> Quoted passage
◆ ◆ ◆

Parcel of land is 'totally, officially unusable'
A city of Loudon resident is wondering what on earth to do with a small, irregular lot he owns at Poplar and Church streets.
Owner James "Butch" Thompson had hoped to build a small bait shop and supply minnows and snacks to youth that fish on the river or play ball in the park nearby. However, Loudon Regional Planning Commission voted against recommending the necessary zoning use change from residential to commercial.
The corner lot measures 108 feet by 33 feet. Thompson wants to locate a small building, 16 feet by 24 feet, that would face Church Street.
"The way it is now, it is not useful to you guys or to me," Thompson said. "If it has a structure on it, at least the taxes will go up."
Hamil Carey, planning commission chairman, said the lot was inadequate for a business or a residence.
"This particular piece of property is absolutely, totally, officially unusable for anything," Carey said. "The setback on both sides, Church and Poplar, leaves you no place to build."

◆ ◆ ◆

> Written request a
Answer these questions from the article on the Loudon lot:
(i) What are the measurements of the corner lot?
(ii) What kind of business did Thompson hope to build?
(iii) Who chairs the planning commission?
The records are independent material and bear no relation to the article.

◆ ◆ ◆

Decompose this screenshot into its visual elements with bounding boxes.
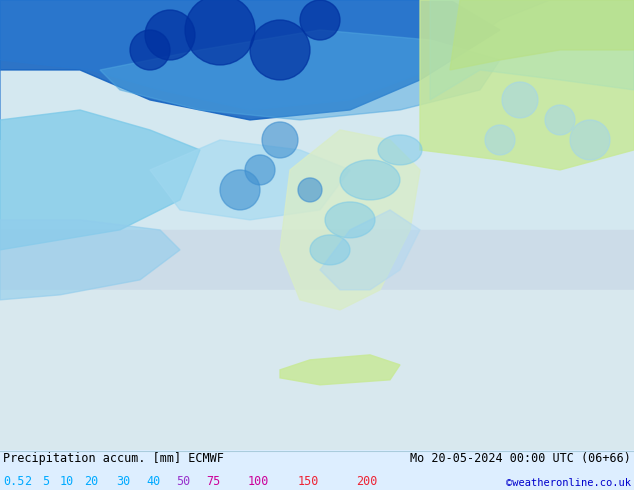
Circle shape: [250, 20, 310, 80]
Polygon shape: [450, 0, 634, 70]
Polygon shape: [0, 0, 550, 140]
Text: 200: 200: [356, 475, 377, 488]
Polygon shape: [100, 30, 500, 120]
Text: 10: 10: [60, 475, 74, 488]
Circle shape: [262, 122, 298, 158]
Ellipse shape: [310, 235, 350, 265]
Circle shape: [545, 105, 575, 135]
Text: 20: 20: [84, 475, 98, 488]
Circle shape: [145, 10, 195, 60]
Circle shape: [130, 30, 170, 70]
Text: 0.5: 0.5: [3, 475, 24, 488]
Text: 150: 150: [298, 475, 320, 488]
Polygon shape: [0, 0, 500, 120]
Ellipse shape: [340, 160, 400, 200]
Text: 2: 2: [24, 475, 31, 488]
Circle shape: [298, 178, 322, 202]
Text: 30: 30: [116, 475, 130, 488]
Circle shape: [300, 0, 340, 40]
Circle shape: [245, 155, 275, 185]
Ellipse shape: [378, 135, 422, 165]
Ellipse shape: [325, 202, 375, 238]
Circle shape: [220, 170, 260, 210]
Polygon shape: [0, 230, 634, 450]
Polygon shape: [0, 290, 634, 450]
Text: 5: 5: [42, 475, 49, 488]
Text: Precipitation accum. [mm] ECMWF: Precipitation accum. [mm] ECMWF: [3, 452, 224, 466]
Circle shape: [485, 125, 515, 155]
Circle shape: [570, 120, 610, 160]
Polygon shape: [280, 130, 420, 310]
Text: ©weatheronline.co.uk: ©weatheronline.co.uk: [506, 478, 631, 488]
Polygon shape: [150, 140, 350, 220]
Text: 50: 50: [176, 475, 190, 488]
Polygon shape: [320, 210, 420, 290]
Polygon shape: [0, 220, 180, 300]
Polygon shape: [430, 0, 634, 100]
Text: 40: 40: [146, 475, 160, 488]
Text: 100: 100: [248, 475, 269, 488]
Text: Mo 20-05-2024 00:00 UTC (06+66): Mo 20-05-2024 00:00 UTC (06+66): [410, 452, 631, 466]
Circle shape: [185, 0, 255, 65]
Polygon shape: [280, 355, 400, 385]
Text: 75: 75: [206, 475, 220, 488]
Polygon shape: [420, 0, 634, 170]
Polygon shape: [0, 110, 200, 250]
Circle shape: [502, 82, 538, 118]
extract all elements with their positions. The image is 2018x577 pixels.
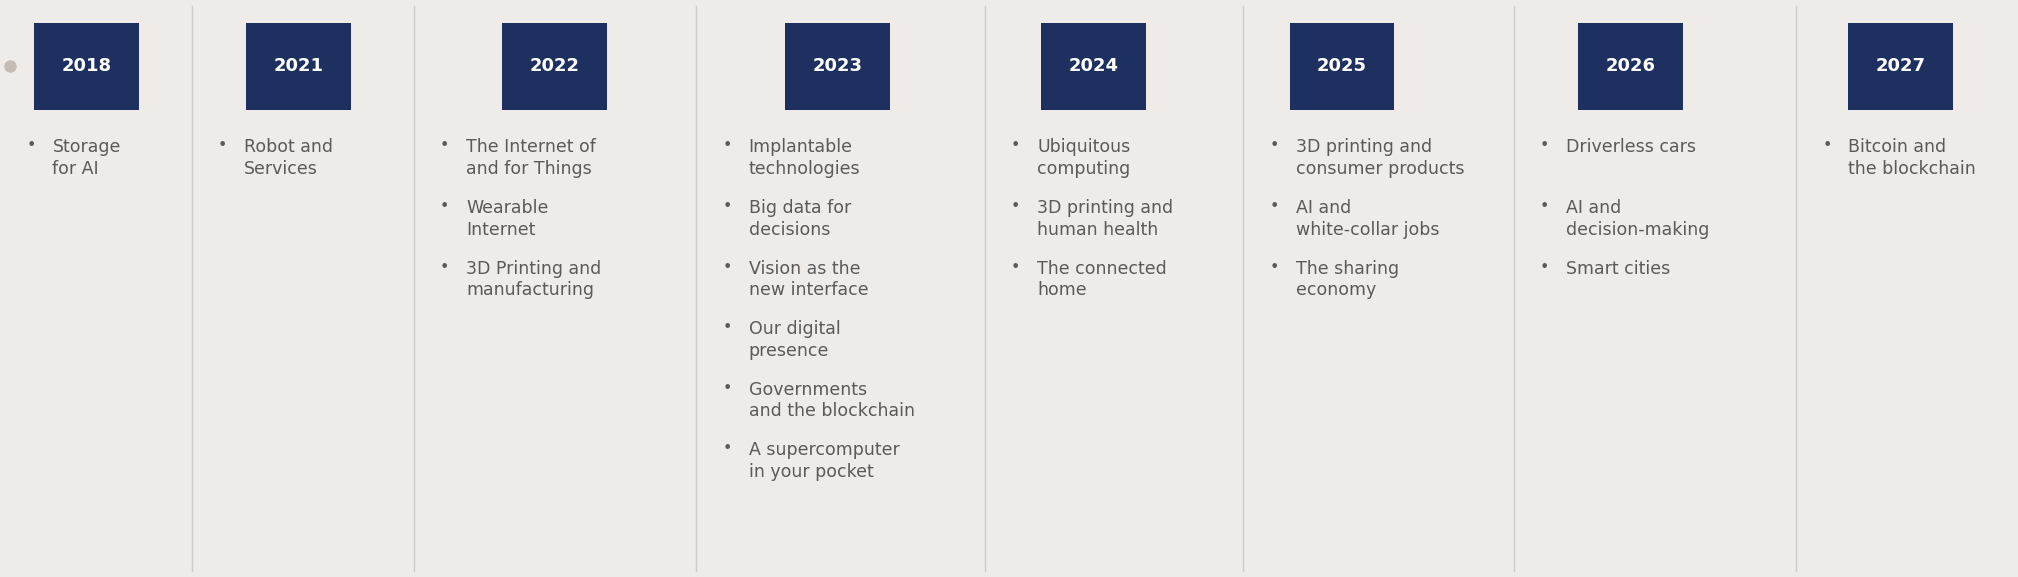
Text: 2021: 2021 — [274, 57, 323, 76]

◆ ◆ ◆

> Written request b
Echo the lines of the records starting with the line that contains "Circle shape: [250, 20, 310, 80]" and going on through the line that contains "Text: 40: 40: [146, 475, 160, 488]", with both of those lines included.

> Correct answer a
(i) 108 feet by 33 feet
(ii) A small bait shop
(iii) Hamil Carey

> Correct answer b
Circle shape: [250, 20, 310, 80]
Polygon shape: [450, 0, 634, 70]
Polygon shape: [0, 0, 550, 140]
Text: 200: 200: [356, 475, 377, 488]
Polygon shape: [100, 30, 500, 120]
Text: 10: 10: [60, 475, 74, 488]
Circle shape: [262, 122, 298, 158]
Ellipse shape: [310, 235, 350, 265]
Circle shape: [545, 105, 575, 135]
Text: 20: 20: [84, 475, 98, 488]
Circle shape: [145, 10, 195, 60]
Circle shape: [130, 30, 170, 70]
Text: 0.5: 0.5: [3, 475, 24, 488]
Text: 150: 150: [298, 475, 320, 488]
Polygon shape: [0, 0, 500, 120]
Ellipse shape: [340, 160, 400, 200]
Text: 2: 2: [24, 475, 31, 488]
Circle shape: [298, 178, 322, 202]
Text: 30: 30: [116, 475, 130, 488]
Circle shape: [300, 0, 340, 40]
Circle shape: [245, 155, 275, 185]
Ellipse shape: [378, 135, 422, 165]
Ellipse shape: [325, 202, 375, 238]
Circle shape: [220, 170, 260, 210]
Polygon shape: [0, 230, 634, 450]
Polygon shape: [0, 290, 634, 450]
Text: 5: 5: [42, 475, 49, 488]
Text: Precipitation accum. [mm] ECMWF: Precipitation accum. [mm] ECMWF: [3, 452, 224, 466]
Circle shape: [485, 125, 515, 155]
Circle shape: [570, 120, 610, 160]
Polygon shape: [280, 130, 420, 310]
Text: ©weatheronline.co.uk: ©weatheronline.co.uk: [506, 478, 631, 488]
Polygon shape: [150, 140, 350, 220]
Text: 50: 50: [176, 475, 190, 488]
Polygon shape: [320, 210, 420, 290]
Polygon shape: [0, 220, 180, 300]
Polygon shape: [430, 0, 634, 100]
Text: 40: 40: [146, 475, 160, 488]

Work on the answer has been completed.